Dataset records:
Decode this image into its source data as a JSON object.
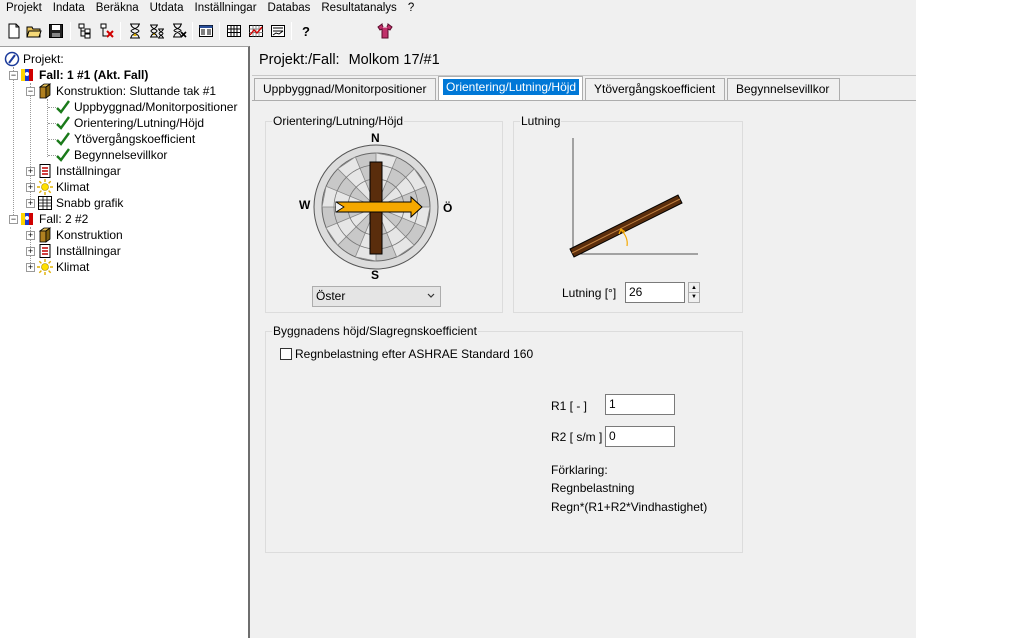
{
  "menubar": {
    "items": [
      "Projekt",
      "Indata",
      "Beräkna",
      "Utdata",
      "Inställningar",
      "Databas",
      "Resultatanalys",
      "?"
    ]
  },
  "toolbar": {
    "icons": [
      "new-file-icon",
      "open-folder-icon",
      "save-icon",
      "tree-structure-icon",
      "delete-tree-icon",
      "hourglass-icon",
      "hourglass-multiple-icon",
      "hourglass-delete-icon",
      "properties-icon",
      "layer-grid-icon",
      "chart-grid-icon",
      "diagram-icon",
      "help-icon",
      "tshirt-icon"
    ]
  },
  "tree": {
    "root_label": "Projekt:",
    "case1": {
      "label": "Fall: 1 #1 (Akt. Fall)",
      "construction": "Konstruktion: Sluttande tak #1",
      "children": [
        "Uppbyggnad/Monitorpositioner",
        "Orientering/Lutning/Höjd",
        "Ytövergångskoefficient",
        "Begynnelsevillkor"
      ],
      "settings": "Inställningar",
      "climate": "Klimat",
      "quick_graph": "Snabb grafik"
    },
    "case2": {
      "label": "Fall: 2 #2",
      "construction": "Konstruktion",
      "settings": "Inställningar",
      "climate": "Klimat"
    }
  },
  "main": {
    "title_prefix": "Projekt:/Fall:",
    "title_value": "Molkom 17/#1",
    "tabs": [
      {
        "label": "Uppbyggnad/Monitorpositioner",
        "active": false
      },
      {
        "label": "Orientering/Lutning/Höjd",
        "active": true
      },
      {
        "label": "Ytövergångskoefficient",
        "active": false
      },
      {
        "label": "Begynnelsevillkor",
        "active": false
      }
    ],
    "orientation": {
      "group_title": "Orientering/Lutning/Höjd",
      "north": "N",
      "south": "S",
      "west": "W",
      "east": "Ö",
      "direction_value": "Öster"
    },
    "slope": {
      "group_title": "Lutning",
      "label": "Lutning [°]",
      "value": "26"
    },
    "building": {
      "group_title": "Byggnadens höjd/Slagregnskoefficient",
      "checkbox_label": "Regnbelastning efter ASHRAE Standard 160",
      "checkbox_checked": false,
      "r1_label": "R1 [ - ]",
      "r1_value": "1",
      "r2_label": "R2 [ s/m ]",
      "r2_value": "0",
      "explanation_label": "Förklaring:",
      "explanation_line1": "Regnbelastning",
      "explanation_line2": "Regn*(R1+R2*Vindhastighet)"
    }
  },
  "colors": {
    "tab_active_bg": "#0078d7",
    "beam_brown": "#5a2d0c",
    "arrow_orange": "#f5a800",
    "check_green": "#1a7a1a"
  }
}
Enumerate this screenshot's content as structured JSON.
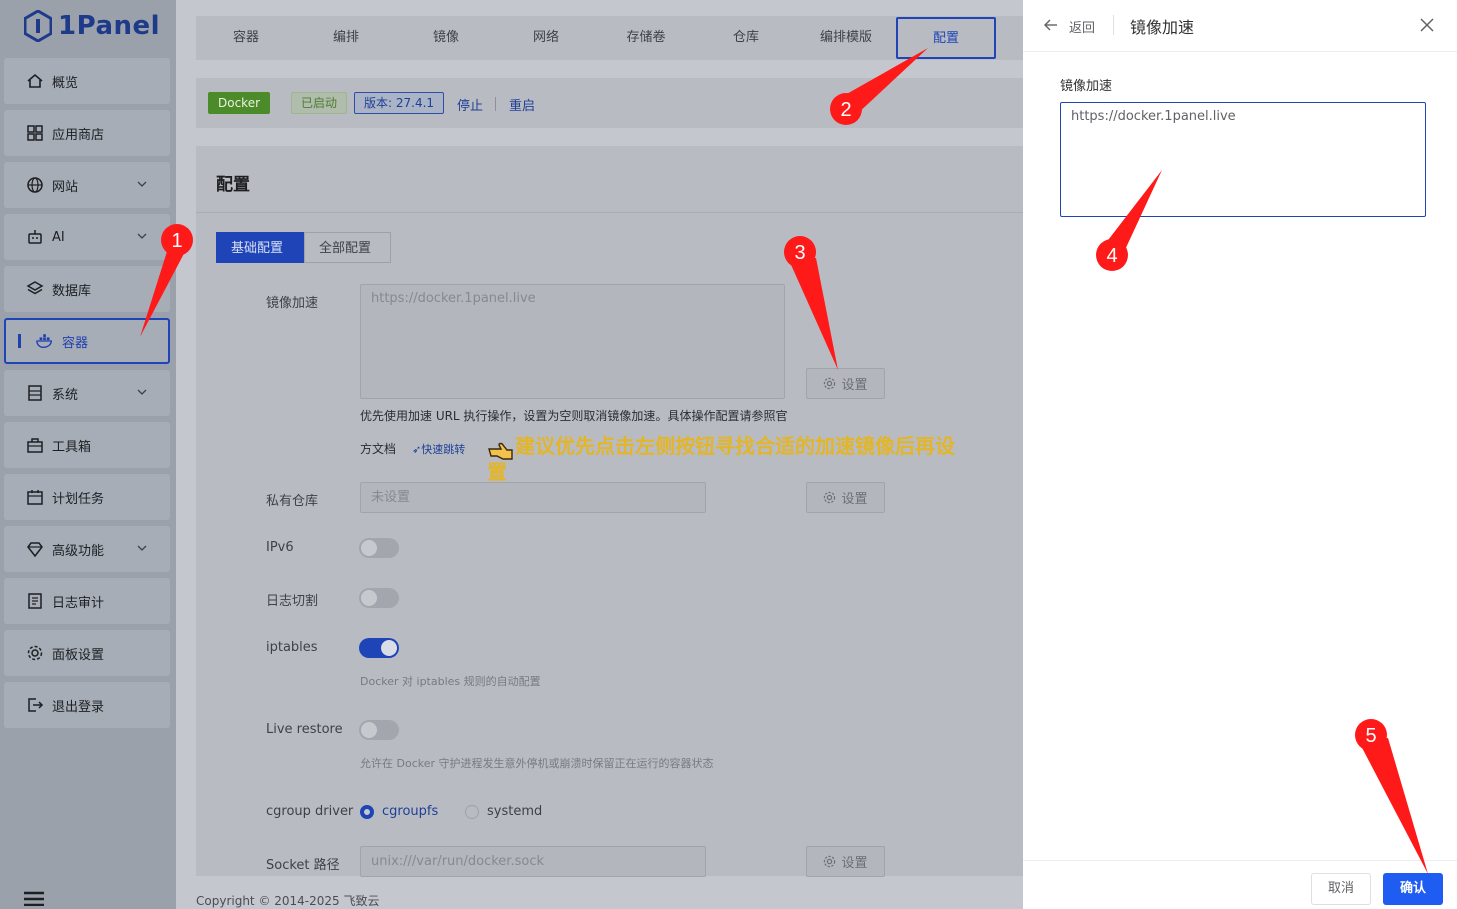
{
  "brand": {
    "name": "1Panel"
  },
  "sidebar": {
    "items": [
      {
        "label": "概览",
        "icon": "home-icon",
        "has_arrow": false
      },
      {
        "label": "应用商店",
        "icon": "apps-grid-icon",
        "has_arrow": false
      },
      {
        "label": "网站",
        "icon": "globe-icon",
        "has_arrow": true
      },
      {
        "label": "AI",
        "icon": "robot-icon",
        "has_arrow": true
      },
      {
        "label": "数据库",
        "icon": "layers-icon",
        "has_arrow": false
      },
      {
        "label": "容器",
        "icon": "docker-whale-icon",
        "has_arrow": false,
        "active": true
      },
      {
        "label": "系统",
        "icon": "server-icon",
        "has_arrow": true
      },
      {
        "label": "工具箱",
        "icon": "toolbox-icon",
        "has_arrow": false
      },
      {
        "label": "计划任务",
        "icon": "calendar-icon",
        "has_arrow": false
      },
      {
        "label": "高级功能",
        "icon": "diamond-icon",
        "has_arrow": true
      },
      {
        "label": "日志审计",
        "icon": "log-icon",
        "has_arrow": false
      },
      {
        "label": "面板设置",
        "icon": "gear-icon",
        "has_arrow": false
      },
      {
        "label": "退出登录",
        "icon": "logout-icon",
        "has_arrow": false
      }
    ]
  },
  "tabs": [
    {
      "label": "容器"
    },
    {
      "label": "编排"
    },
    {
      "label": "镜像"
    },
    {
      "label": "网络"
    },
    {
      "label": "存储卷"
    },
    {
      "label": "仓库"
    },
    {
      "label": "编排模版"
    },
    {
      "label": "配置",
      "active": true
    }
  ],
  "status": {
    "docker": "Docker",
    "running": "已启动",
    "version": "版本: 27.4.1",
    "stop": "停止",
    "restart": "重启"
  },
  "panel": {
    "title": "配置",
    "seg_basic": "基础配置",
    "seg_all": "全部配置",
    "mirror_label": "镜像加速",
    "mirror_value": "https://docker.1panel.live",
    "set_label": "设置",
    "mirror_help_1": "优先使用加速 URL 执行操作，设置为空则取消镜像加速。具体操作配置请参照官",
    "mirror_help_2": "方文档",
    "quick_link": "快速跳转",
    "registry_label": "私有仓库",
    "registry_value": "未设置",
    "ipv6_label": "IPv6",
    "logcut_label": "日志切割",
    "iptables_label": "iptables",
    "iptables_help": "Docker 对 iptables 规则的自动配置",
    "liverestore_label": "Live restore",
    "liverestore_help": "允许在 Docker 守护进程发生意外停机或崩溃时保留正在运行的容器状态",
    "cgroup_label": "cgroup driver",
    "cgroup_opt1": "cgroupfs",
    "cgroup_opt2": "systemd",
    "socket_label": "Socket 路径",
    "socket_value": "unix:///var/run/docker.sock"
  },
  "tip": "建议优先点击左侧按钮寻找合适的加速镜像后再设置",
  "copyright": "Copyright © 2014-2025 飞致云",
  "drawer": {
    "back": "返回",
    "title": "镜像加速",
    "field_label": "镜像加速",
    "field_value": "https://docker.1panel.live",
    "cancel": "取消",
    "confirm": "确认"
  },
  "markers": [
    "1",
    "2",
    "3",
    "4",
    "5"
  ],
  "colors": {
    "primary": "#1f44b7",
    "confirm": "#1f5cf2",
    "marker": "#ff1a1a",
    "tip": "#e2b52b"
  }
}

_WHAT TO WORK ON_:
All entries are to be retyped exactly. Omit any embedded images.

_SOLUTION BELOW_:
Decode this image into its source data as a JSON object.
{
  "menubar": {
    "items": [
      "Projekt",
      "Indata",
      "Beräkna",
      "Utdata",
      "Inställningar",
      "Databas",
      "Resultatanalys",
      "?"
    ]
  },
  "toolbar": {
    "icons": [
      "new-file-icon",
      "open-folder-icon",
      "save-icon",
      "tree-structure-icon",
      "delete-tree-icon",
      "hourglass-icon",
      "hourglass-multiple-icon",
      "hourglass-delete-icon",
      "properties-icon",
      "layer-grid-icon",
      "chart-grid-icon",
      "diagram-icon",
      "help-icon",
      "tshirt-icon"
    ]
  },
  "tree": {
    "root_label": "Projekt:",
    "case1": {
      "label": "Fall: 1 #1 (Akt. Fall)",
      "construction": "Konstruktion: Sluttande tak #1",
      "children": [
        "Uppbyggnad/Monitorpositioner",
        "Orientering/Lutning/Höjd",
        "Ytövergångskoefficient",
        "Begynnelsevillkor"
      ],
      "settings": "Inställningar",
      "climate": "Klimat",
      "quick_graph": "Snabb grafik"
    },
    "case2": {
      "label": "Fall: 2 #2",
      "construction": "Konstruktion",
      "settings": "Inställningar",
      "climate": "Klimat"
    }
  },
  "main": {
    "title_prefix": "Projekt:/Fall:",
    "title_value": "Molkom 17/#1",
    "tabs": [
      {
        "label": "Uppbyggnad/Monitorpositioner",
        "active": false
      },
      {
        "label": "Orientering/Lutning/Höjd",
        "active": true
      },
      {
        "label": "Ytövergångskoefficient",
        "active": false
      },
      {
        "label": "Begynnelsevillkor",
        "active": false
      }
    ],
    "orientation": {
      "group_title": "Orientering/Lutning/Höjd",
      "north": "N",
      "south": "S",
      "west": "W",
      "east": "Ö",
      "direction_value": "Öster"
    },
    "slope": {
      "group_title": "Lutning",
      "label": "Lutning [°]",
      "value": "26"
    },
    "building": {
      "group_title": "Byggnadens höjd/Slagregnskoefficient",
      "checkbox_label": "Regnbelastning efter ASHRAE Standard 160",
      "checkbox_checked": false,
      "r1_label": "R1 [ - ]",
      "r1_value": "1",
      "r2_label": "R2 [ s/m ]",
      "r2_value": "0",
      "explanation_label": "Förklaring:",
      "explanation_line1": "Regnbelastning",
      "explanation_line2": "Regn*(R1+R2*Vindhastighet)"
    }
  },
  "colors": {
    "tab_active_bg": "#0078d7",
    "beam_brown": "#5a2d0c",
    "arrow_orange": "#f5a800",
    "check_green": "#1a7a1a"
  }
}
Enumerate this screenshot's content as structured JSON.
{
  "brand": {
    "name": "1Panel"
  },
  "sidebar": {
    "items": [
      {
        "label": "概览",
        "icon": "home-icon",
        "has_arrow": false
      },
      {
        "label": "应用商店",
        "icon": "apps-grid-icon",
        "has_arrow": false
      },
      {
        "label": "网站",
        "icon": "globe-icon",
        "has_arrow": true
      },
      {
        "label": "AI",
        "icon": "robot-icon",
        "has_arrow": true
      },
      {
        "label": "数据库",
        "icon": "layers-icon",
        "has_arrow": false
      },
      {
        "label": "容器",
        "icon": "docker-whale-icon",
        "has_arrow": false,
        "active": true
      },
      {
        "label": "系统",
        "icon": "server-icon",
        "has_arrow": true
      },
      {
        "label": "工具箱",
        "icon": "toolbox-icon",
        "has_arrow": false
      },
      {
        "label": "计划任务",
        "icon": "calendar-icon",
        "has_arrow": false
      },
      {
        "label": "高级功能",
        "icon": "diamond-icon",
        "has_arrow": true
      },
      {
        "label": "日志审计",
        "icon": "log-icon",
        "has_arrow": false
      },
      {
        "label": "面板设置",
        "icon": "gear-icon",
        "has_arrow": false
      },
      {
        "label": "退出登录",
        "icon": "logout-icon",
        "has_arrow": false
      }
    ]
  },
  "tabs": [
    {
      "label": "容器"
    },
    {
      "label": "编排"
    },
    {
      "label": "镜像"
    },
    {
      "label": "网络"
    },
    {
      "label": "存储卷"
    },
    {
      "label": "仓库"
    },
    {
      "label": "编排模版"
    },
    {
      "label": "配置",
      "active": true
    }
  ],
  "status": {
    "docker": "Docker",
    "running": "已启动",
    "version": "版本: 27.4.1",
    "stop": "停止",
    "restart": "重启"
  },
  "panel": {
    "title": "配置",
    "seg_basic": "基础配置",
    "seg_all": "全部配置",
    "mirror_label": "镜像加速",
    "mirror_value": "https://docker.1panel.live",
    "set_label": "设置",
    "mirror_help_1": "优先使用加速 URL 执行操作，设置为空则取消镜像加速。具体操作配置请参照官",
    "mirror_help_2": "方文档",
    "quick_link": "快速跳转",
    "registry_label": "私有仓库",
    "registry_value": "未设置",
    "ipv6_label": "IPv6",
    "logcut_label": "日志切割",
    "iptables_label": "iptables",
    "iptables_help": "Docker 对 iptables 规则的自动配置",
    "liverestore_label": "Live restore",
    "liverestore_help": "允许在 Docker 守护进程发生意外停机或崩溃时保留正在运行的容器状态",
    "cgroup_label": "cgroup driver",
    "cgroup_opt1": "cgroupfs",
    "cgroup_opt2": "systemd",
    "socket_label": "Socket 路径",
    "socket_value": "unix:///var/run/docker.sock"
  },
  "tip": "建议优先点击左侧按钮寻找合适的加速镜像后再设置",
  "copyright": "Copyright © 2014-2025 飞致云",
  "drawer": {
    "back": "返回",
    "title": "镜像加速",
    "field_label": "镜像加速",
    "field_value": "https://docker.1panel.live",
    "cancel": "取消",
    "confirm": "确认"
  },
  "markers": [
    "1",
    "2",
    "3",
    "4",
    "5"
  ],
  "colors": {
    "primary": "#1f44b7",
    "confirm": "#1f5cf2",
    "marker": "#ff1a1a",
    "tip": "#e2b52b"
  }
}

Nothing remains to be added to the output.